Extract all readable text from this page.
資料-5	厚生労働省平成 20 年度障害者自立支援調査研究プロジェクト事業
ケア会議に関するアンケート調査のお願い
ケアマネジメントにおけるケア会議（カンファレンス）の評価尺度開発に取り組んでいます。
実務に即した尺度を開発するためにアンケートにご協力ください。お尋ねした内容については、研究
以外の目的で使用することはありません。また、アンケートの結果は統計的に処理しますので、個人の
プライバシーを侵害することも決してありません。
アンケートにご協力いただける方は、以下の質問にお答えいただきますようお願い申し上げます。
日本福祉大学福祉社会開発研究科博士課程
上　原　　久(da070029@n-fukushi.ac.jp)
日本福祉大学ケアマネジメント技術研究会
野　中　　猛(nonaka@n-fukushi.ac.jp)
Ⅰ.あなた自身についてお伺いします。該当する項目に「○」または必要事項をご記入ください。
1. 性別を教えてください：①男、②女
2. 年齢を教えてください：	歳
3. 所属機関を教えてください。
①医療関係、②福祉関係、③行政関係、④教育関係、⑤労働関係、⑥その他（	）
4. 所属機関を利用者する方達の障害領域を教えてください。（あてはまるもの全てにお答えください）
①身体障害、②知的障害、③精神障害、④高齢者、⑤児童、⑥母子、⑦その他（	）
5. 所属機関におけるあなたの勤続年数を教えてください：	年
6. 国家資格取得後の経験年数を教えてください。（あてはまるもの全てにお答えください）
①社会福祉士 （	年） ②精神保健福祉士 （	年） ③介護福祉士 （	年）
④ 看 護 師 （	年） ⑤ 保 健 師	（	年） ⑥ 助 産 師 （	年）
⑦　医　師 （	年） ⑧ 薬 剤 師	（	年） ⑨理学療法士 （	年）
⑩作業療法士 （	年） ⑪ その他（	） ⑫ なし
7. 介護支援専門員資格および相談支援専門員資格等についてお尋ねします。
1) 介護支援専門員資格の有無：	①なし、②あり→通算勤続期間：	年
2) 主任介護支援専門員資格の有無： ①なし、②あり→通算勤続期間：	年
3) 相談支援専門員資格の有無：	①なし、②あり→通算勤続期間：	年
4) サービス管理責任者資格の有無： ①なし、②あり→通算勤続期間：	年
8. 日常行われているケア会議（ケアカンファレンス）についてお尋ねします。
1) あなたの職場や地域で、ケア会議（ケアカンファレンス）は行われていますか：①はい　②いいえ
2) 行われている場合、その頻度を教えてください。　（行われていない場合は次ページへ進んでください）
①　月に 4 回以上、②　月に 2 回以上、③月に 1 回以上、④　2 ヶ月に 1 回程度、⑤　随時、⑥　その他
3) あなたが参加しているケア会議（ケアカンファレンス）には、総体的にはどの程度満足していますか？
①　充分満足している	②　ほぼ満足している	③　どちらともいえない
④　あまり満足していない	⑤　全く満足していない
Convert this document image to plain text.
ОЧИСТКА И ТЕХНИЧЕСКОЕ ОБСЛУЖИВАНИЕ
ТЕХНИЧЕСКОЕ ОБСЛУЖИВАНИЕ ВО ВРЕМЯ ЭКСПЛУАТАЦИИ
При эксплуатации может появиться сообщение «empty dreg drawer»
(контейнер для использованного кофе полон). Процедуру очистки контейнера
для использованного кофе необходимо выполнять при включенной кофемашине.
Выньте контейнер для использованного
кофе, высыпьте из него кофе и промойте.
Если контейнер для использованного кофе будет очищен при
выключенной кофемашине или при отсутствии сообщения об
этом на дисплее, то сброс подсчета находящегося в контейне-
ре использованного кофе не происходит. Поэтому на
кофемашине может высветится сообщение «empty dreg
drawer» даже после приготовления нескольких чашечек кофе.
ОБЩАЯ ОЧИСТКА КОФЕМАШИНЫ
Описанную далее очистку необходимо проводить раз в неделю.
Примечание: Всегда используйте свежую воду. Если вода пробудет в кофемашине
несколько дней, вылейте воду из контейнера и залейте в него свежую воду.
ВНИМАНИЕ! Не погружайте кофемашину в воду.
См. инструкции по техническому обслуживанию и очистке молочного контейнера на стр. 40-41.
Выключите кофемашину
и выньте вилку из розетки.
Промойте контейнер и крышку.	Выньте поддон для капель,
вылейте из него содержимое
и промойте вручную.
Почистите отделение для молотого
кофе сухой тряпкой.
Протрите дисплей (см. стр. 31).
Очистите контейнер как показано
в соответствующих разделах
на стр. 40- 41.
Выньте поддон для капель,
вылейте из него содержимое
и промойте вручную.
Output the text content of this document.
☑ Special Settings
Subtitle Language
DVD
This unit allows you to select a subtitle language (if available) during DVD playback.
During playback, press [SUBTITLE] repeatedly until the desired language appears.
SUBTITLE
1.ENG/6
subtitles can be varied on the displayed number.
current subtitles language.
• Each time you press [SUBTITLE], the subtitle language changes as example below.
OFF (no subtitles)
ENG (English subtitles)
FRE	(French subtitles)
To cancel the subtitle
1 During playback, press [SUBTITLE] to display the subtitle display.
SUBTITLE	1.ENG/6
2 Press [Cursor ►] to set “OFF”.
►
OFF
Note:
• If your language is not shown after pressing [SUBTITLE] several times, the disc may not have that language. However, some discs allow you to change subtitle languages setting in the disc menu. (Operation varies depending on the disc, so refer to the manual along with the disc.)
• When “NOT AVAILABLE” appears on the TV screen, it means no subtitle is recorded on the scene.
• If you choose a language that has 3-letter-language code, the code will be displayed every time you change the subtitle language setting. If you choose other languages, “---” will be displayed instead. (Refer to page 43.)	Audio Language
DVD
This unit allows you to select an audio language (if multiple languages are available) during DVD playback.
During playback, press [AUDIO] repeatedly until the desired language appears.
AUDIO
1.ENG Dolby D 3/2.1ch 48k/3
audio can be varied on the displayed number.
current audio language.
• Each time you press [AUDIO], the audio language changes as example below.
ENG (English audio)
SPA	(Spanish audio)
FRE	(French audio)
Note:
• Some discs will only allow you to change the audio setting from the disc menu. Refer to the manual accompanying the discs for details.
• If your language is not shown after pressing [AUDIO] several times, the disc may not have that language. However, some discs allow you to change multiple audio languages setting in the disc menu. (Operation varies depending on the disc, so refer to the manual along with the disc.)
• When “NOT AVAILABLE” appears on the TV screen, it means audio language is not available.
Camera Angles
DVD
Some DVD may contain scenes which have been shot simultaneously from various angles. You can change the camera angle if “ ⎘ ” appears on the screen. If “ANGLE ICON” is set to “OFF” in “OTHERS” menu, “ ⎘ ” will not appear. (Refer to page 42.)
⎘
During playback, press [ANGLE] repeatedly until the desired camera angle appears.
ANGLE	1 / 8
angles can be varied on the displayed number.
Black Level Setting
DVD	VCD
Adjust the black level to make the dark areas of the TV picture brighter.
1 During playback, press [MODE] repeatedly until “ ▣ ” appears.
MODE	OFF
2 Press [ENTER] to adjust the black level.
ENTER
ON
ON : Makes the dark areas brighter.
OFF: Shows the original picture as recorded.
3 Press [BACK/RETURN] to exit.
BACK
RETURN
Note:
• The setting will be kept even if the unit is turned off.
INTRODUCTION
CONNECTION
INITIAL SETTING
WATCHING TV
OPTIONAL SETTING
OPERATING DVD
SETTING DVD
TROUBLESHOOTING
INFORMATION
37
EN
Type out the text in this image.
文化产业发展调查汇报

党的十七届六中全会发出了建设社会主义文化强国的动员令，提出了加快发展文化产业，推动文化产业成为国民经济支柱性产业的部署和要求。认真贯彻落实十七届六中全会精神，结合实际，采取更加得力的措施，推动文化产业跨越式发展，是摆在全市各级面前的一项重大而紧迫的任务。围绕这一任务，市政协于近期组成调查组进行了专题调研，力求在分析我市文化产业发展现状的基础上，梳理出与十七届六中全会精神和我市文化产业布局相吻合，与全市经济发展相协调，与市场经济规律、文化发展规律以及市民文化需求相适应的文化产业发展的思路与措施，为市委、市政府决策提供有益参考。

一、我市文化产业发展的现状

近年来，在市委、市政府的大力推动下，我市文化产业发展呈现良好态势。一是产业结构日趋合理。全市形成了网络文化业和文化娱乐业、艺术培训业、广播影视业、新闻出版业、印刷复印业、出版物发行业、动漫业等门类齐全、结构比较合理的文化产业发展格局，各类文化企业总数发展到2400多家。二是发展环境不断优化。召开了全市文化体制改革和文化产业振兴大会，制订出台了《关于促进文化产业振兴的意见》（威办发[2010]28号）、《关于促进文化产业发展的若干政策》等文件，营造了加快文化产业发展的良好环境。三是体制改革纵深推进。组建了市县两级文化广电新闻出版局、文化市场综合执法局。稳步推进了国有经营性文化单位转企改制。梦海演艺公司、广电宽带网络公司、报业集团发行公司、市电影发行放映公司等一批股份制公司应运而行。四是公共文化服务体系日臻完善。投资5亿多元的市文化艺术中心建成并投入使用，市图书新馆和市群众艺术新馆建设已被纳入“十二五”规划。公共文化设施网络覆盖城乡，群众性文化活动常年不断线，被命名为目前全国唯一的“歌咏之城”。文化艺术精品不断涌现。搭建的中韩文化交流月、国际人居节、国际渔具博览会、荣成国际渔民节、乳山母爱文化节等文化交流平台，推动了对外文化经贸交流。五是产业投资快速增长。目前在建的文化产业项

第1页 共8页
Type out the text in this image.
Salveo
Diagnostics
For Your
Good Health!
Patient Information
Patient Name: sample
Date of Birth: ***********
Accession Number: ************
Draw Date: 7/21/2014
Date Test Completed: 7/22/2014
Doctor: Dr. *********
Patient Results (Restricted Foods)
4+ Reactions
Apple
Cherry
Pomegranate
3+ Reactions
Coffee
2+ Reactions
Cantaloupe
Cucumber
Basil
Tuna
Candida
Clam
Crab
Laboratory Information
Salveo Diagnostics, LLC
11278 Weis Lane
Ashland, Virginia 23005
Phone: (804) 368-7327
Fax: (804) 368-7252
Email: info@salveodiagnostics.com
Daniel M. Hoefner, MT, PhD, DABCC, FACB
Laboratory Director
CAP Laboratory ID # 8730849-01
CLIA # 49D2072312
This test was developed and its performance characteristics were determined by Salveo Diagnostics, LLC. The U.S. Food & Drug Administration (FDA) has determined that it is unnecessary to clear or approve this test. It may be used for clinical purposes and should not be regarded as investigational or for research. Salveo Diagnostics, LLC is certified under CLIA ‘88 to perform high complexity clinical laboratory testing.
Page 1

---

| WORK TO COMPLETE |
Copy, from the material above, each line in which the string "Operation" occurs.

| ANSWER TO THE PROBLEM |
• If your language is not shown after pressing [SUBTITLE] several times, the disc may not have that language. However, some discs allow you to change subtitle languages setting in the disc menu. (Operation varies depending on the disc, so refer to the manual along with the disc.)
• If your language is not shown after pressing [AUDIO] several times, the disc may not have that language. However, some discs allow you to change multiple audio languages setting in the disc menu. (Operation varies depending on the disc, so refer to the manual along with the disc.)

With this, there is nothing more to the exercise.